TASK DIRECTIONS = All the data below goes into the copy word for word, but the pictures don't.

Entries with figure data
= = =

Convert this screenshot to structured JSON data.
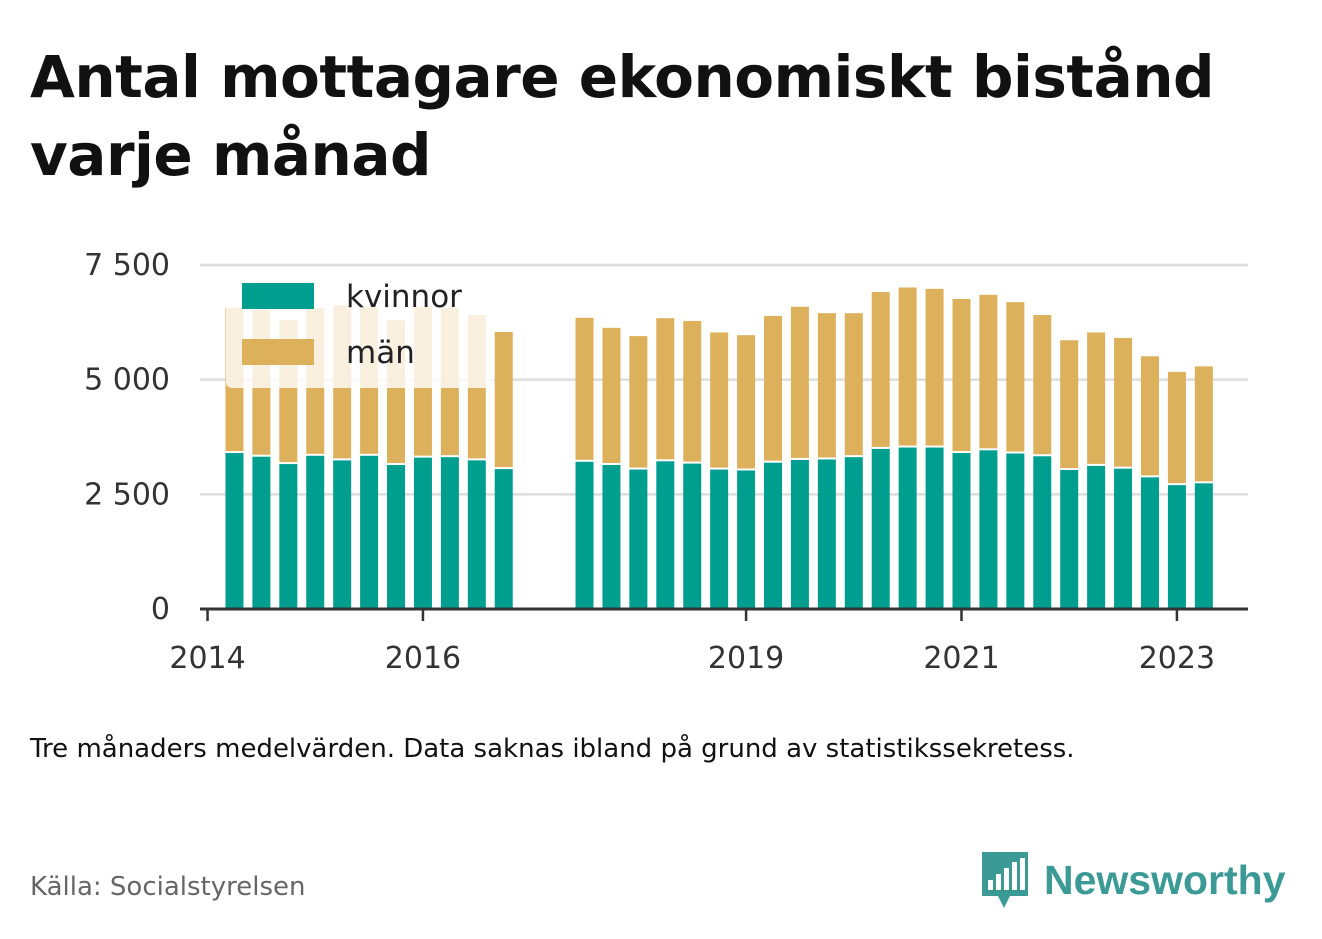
{
  "title": "Antal mottagare ekonomiskt bistånd varje månad",
  "note": "Tre månaders medelvärden. Data saknas ibland på grund av statistikssekretess.",
  "source": "Källa: Socialstyrelsen",
  "brand": {
    "name": "Newsworthy",
    "icon": "newsworthy-chart-logo-icon"
  },
  "colors": {
    "kvinnor": "#009e8f",
    "man": "#ddb05c",
    "grid": "#dddddd",
    "axis": "#333333",
    "text": "#333333",
    "brand": "#3b9a95"
  },
  "chart_data": {
    "type": "bar",
    "stacked": true,
    "legend_position": "top-left",
    "grid": true,
    "xlabel": "",
    "ylabel": "",
    "ylim": [
      0,
      7500
    ],
    "yticks": [
      0,
      2500,
      5000,
      7500
    ],
    "ytick_labels": [
      "0",
      "2 500",
      "5 000",
      "7 500"
    ],
    "xticks": [
      2014,
      2016,
      2019,
      2021,
      2023
    ],
    "xtick_labels": [
      "2014",
      "2016",
      "2019",
      "2021",
      "2023"
    ],
    "xlim": [
      2013.93,
      2023.66
    ],
    "x": [
      2014.25,
      2014.5,
      2014.75,
      2015.0,
      2015.25,
      2015.5,
      2015.75,
      2016.0,
      2016.25,
      2016.5,
      2016.75,
      2017.5,
      2017.75,
      2018.0,
      2018.25,
      2018.5,
      2018.75,
      2019.0,
      2019.25,
      2019.5,
      2019.75,
      2020.0,
      2020.25,
      2020.5,
      2020.75,
      2021.0,
      2021.25,
      2021.5,
      2021.75,
      2022.0,
      2022.25,
      2022.5,
      2022.75,
      2023.0,
      2023.25
    ],
    "series": [
      {
        "name": "kvinnor",
        "values": [
          3400,
          3320,
          3160,
          3340,
          3240,
          3340,
          3140,
          3300,
          3310,
          3240,
          3050,
          3210,
          3140,
          3040,
          3220,
          3170,
          3040,
          3020,
          3190,
          3250,
          3260,
          3310,
          3490,
          3520,
          3520,
          3400,
          3460,
          3390,
          3330,
          3030,
          3120,
          3060,
          2870,
          2700,
          2740
        ]
      },
      {
        "name": "män",
        "values": [
          3170,
          3200,
          3140,
          3220,
          3380,
          3240,
          3160,
          3290,
          3260,
          3170,
          2990,
          3140,
          2990,
          2910,
          3120,
          3110,
          2990,
          2950,
          3200,
          3340,
          3190,
          3140,
          3420,
          3490,
          3460,
          3360,
          3390,
          3300,
          3080,
          2830,
          2910,
          2850,
          2640,
          2470,
          2550
        ]
      }
    ]
  }
}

= = =

TASK OUTPUT =
Convert this screenshot to structured JSON data.
{
  "title": "Antal mottagare ekonomiskt bistånd varje månad",
  "note": "Tre månaders medelvärden. Data saknas ibland på grund av statistikssekretess.",
  "source": "Källa: Socialstyrelsen",
  "brand": {
    "name": "Newsworthy",
    "icon": "newsworthy-chart-logo-icon"
  },
  "colors": {
    "kvinnor": "#009e8f",
    "man": "#ddb05c",
    "grid": "#dddddd",
    "axis": "#333333",
    "text": "#333333",
    "brand": "#3b9a95"
  },
  "chart_data": {
    "type": "bar",
    "stacked": true,
    "legend_position": "top-left",
    "grid": true,
    "xlabel": "",
    "ylabel": "",
    "ylim": [
      0,
      7500
    ],
    "yticks": [
      0,
      2500,
      5000,
      7500
    ],
    "ytick_labels": [
      "0",
      "2 500",
      "5 000",
      "7 500"
    ],
    "xticks": [
      2014,
      2016,
      2019,
      2021,
      2023
    ],
    "xtick_labels": [
      "2014",
      "2016",
      "2019",
      "2021",
      "2023"
    ],
    "xlim": [
      2013.93,
      2023.66
    ],
    "x": [
      2014.25,
      2014.5,
      2014.75,
      2015.0,
      2015.25,
      2015.5,
      2015.75,
      2016.0,
      2016.25,
      2016.5,
      2016.75,
      2017.5,
      2017.75,
      2018.0,
      2018.25,
      2018.5,
      2018.75,
      2019.0,
      2019.25,
      2019.5,
      2019.75,
      2020.0,
      2020.25,
      2020.5,
      2020.75,
      2021.0,
      2021.25,
      2021.5,
      2021.75,
      2022.0,
      2022.25,
      2022.5,
      2022.75,
      2023.0,
      2023.25
    ],
    "series": [
      {
        "name": "kvinnor",
        "values": [
          3400,
          3320,
          3160,
          3340,
          3240,
          3340,
          3140,
          3300,
          3310,
          3240,
          3050,
          3210,
          3140,
          3040,
          3220,
          3170,
          3040,
          3020,
          3190,
          3250,
          3260,
          3310,
          3490,
          3520,
          3520,
          3400,
          3460,
          3390,
          3330,
          3030,
          3120,
          3060,
          2870,
          2700,
          2740
        ]
      },
      {
        "name": "män",
        "values": [
          3170,
          3200,
          3140,
          3220,
          3380,
          3240,
          3160,
          3290,
          3260,
          3170,
          2990,
          3140,
          2990,
          2910,
          3120,
          3110,
          2990,
          2950,
          3200,
          3340,
          3190,
          3140,
          3420,
          3490,
          3460,
          3360,
          3390,
          3300,
          3080,
          2830,
          2910,
          2850,
          2640,
          2470,
          2550
        ]
      }
    ]
  }
}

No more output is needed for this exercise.